[TASK GOAL] Tally up how many lines in the listing below contain the string "JSON", and give only the total.

[THE INPUT]

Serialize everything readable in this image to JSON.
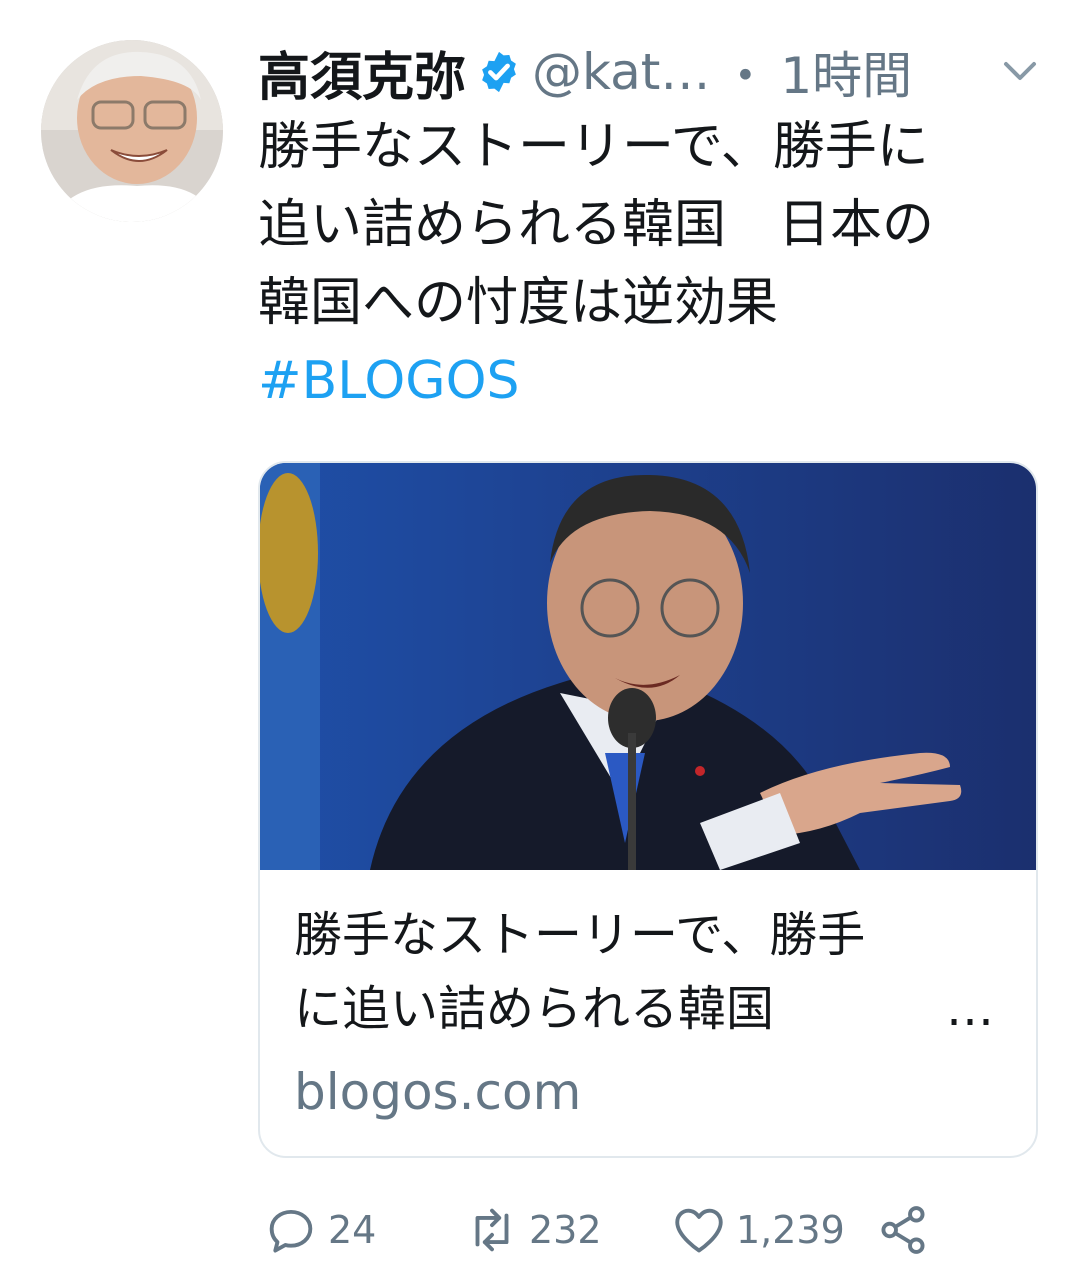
{
  "tweet": {
    "author_name": "高須克弥",
    "handle": "@kat…",
    "separator": "・",
    "time": "1時間",
    "text_lines": [
      "勝手なストーリーで、勝手に",
      "追い詰められる韓国　日本の",
      "韓国への忖度は逆効果"
    ],
    "hashtag": "#BLOGOS"
  },
  "card": {
    "title_lines": [
      "勝手なストーリーで、勝手",
      "に追い詰められる韓国　"
    ],
    "ellipsis": "…",
    "domain": "blogos.com"
  },
  "actions": {
    "replies": "24",
    "retweets": "232",
    "likes": "1,239"
  },
  "icons": {
    "verified": "verified-badge-icon",
    "menu": "chevron-down-icon",
    "reply": "reply-icon",
    "retweet": "retweet-icon",
    "like": "heart-icon",
    "share": "share-icon"
  },
  "colors": {
    "accent": "#1da1f2",
    "secondary_text": "#657786",
    "border": "#e1e8ed"
  }
}
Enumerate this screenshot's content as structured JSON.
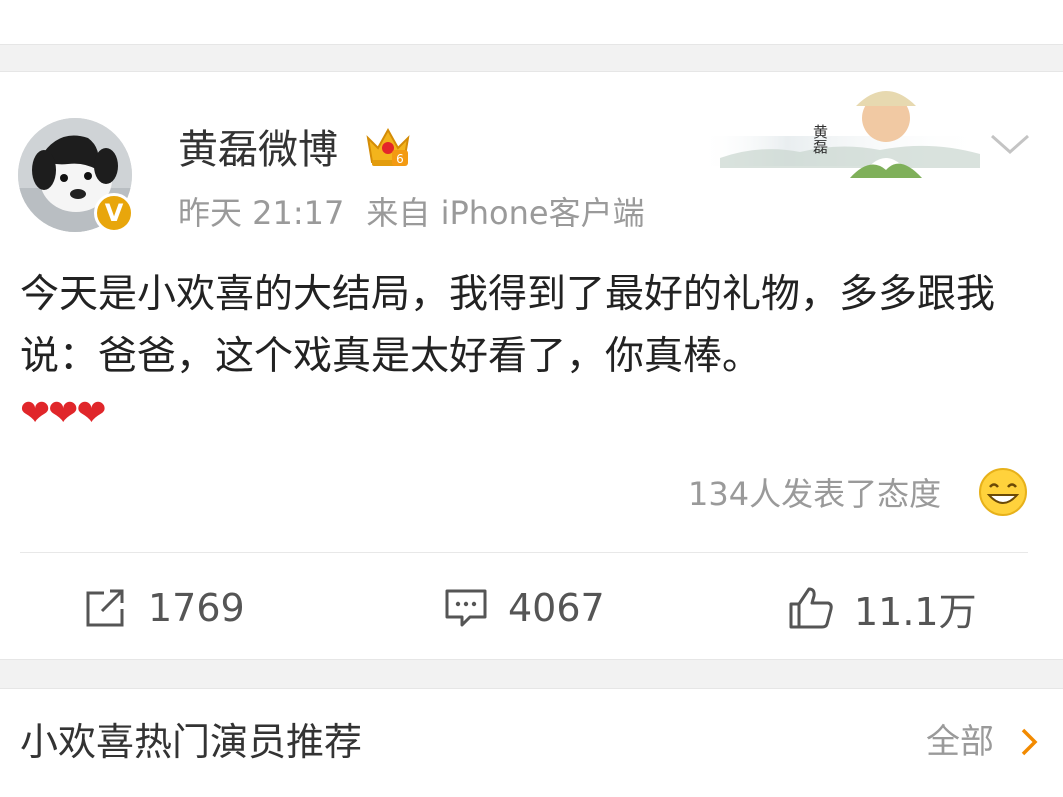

[FULL SOLUTION] 2